[Dataset excerpts]
===============

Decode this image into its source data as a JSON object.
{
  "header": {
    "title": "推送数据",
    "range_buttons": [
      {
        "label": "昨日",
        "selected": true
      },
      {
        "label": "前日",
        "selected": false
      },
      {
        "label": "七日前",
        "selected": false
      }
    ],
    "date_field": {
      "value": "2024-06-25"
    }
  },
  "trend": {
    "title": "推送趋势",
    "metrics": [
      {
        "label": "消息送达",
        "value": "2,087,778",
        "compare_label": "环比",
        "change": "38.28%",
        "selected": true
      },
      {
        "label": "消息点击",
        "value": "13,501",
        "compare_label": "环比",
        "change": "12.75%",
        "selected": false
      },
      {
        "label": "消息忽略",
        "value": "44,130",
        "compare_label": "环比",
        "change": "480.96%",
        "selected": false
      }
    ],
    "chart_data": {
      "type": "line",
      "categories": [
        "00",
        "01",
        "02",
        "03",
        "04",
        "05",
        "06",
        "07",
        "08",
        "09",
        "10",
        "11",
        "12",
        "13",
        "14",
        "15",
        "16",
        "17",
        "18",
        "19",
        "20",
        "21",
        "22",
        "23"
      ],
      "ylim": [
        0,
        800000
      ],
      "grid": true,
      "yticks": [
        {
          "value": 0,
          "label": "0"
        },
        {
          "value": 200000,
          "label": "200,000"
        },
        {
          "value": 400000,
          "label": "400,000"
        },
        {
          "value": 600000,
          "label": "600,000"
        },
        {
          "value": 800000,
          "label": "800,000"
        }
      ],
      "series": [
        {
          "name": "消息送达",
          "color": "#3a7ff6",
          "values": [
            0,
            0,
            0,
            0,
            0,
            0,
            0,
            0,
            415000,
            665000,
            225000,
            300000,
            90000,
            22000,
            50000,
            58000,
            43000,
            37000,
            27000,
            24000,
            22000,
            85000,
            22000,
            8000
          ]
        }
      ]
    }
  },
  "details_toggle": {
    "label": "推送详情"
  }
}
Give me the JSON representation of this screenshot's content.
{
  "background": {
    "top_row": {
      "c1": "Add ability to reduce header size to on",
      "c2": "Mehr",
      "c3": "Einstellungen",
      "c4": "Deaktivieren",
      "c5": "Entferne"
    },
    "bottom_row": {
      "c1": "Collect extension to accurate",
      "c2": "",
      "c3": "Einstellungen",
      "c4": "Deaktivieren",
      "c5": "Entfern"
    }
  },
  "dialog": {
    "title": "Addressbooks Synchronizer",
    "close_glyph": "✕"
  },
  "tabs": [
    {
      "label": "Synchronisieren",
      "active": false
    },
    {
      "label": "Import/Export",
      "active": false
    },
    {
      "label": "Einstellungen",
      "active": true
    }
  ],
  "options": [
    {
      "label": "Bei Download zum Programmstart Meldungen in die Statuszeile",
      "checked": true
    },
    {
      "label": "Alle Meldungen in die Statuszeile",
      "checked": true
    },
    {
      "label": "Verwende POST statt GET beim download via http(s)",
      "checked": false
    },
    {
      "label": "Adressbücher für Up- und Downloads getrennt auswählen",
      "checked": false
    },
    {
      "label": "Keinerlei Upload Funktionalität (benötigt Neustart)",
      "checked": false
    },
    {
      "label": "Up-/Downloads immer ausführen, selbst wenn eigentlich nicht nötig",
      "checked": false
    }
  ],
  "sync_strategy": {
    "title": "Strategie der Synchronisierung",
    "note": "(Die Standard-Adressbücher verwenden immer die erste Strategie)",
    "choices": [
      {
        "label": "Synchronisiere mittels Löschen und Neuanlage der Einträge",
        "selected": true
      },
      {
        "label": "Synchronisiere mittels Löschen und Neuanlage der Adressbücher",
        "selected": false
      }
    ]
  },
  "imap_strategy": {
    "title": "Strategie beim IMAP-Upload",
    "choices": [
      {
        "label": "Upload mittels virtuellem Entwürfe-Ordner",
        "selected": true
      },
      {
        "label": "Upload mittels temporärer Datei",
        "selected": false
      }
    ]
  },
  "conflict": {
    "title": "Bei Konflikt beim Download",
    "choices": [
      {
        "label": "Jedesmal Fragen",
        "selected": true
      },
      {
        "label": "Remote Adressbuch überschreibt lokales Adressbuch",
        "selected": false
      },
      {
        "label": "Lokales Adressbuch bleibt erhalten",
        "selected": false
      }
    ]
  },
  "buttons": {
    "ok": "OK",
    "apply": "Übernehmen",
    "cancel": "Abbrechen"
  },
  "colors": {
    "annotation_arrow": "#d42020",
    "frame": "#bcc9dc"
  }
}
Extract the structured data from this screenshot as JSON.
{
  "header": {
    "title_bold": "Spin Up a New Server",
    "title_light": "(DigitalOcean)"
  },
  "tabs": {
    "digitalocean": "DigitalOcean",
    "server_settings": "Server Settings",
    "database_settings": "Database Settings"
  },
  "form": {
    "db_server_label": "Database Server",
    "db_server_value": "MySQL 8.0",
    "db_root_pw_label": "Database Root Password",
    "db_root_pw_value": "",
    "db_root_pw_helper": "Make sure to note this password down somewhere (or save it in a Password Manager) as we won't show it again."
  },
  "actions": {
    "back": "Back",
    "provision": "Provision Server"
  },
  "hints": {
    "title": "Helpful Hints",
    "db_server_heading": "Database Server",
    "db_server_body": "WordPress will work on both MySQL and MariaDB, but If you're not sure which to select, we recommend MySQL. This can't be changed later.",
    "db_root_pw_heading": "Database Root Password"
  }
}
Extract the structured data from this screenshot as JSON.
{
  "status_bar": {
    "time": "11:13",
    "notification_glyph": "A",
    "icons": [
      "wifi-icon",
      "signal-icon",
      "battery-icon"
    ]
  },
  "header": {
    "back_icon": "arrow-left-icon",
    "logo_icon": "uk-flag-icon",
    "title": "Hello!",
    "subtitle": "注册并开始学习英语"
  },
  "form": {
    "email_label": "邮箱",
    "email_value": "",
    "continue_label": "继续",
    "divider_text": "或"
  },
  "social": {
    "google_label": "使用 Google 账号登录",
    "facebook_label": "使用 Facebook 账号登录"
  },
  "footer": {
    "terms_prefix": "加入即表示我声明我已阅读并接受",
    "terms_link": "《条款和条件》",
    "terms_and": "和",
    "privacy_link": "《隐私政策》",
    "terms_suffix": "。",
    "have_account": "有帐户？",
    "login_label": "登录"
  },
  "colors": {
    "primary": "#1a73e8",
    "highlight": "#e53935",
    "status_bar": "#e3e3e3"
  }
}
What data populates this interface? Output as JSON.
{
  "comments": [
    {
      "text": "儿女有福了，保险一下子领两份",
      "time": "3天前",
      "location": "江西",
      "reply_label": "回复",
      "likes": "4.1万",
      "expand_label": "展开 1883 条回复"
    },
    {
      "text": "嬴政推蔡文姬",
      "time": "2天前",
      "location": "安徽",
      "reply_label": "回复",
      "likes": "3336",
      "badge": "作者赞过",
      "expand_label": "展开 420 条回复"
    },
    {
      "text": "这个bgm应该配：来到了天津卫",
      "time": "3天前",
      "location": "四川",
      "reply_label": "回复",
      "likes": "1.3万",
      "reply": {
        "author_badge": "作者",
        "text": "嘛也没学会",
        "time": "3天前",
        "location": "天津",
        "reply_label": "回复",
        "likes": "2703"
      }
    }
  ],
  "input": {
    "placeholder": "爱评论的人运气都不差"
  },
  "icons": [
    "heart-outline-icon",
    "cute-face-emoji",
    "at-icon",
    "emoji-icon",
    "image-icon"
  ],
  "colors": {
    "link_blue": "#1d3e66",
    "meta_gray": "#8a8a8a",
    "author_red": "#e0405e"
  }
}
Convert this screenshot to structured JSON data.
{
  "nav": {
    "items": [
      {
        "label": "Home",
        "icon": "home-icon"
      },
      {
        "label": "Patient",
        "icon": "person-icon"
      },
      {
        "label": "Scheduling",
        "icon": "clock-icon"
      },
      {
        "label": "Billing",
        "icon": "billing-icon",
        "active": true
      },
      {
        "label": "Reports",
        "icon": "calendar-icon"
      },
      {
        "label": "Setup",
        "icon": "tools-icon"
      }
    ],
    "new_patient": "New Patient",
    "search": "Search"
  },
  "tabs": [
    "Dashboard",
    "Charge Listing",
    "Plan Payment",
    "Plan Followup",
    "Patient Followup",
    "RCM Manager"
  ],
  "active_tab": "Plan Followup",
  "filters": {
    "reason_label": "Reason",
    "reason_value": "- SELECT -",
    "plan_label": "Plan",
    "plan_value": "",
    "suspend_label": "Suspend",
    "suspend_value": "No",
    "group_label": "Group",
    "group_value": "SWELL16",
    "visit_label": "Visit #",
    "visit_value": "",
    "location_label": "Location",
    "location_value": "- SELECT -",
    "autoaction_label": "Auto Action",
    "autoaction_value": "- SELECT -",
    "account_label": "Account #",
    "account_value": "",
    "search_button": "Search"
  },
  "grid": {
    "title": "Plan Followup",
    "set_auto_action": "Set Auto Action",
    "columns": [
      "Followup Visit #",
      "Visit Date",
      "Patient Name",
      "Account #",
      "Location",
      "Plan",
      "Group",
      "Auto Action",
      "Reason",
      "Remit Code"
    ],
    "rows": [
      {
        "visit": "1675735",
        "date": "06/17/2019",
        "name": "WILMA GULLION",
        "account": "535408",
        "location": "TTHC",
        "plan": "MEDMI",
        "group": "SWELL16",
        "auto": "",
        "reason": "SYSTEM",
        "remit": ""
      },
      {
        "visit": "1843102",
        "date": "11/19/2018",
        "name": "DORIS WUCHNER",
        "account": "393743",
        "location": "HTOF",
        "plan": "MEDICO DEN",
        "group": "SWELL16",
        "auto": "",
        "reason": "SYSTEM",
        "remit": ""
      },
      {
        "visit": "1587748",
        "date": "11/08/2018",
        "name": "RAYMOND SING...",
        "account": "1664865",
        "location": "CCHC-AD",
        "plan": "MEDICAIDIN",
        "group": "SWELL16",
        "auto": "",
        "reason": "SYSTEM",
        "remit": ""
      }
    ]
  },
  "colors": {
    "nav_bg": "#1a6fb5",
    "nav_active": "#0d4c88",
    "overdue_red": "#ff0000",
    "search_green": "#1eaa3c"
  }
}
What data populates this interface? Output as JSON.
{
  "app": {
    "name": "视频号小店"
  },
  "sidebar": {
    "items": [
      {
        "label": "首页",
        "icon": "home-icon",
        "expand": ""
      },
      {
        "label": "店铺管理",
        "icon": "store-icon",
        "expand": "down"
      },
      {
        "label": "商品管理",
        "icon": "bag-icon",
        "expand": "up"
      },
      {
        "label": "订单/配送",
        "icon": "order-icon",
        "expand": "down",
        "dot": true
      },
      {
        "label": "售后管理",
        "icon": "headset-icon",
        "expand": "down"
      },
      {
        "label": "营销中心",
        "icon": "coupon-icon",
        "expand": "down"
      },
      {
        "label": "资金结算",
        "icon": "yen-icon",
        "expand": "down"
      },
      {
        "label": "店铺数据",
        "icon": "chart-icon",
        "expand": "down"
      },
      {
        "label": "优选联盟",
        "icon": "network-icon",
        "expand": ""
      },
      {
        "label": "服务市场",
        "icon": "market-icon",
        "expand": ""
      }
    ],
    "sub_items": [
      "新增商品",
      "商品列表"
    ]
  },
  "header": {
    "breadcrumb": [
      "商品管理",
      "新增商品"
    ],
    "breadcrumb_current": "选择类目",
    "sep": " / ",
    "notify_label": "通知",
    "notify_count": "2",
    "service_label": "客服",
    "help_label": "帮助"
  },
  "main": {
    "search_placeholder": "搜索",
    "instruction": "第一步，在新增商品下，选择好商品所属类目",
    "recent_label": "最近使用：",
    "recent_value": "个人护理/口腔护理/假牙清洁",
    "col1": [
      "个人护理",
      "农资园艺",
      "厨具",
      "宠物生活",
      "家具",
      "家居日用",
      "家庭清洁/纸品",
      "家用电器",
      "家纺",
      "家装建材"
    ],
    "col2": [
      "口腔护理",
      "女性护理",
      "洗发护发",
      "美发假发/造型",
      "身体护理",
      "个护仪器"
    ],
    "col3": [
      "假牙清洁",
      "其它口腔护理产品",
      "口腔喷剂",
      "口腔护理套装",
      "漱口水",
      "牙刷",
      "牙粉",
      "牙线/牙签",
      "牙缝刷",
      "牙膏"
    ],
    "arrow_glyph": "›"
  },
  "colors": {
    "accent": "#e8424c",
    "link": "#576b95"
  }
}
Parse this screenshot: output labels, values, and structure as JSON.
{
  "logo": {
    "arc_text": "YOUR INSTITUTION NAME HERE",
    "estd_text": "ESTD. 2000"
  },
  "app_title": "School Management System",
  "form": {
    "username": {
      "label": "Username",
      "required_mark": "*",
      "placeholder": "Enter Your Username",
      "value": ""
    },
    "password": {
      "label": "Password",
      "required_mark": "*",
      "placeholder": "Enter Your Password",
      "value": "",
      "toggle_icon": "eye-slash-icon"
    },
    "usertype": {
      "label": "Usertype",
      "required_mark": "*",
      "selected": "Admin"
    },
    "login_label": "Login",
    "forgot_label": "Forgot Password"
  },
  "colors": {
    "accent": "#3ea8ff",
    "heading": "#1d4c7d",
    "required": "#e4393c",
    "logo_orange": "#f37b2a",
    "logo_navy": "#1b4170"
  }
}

===============

■ WORK TO BE COMPLETED: Tally the lines in the listing that hold "Database" and report the number alone.

■ TASK OUTPUT: 5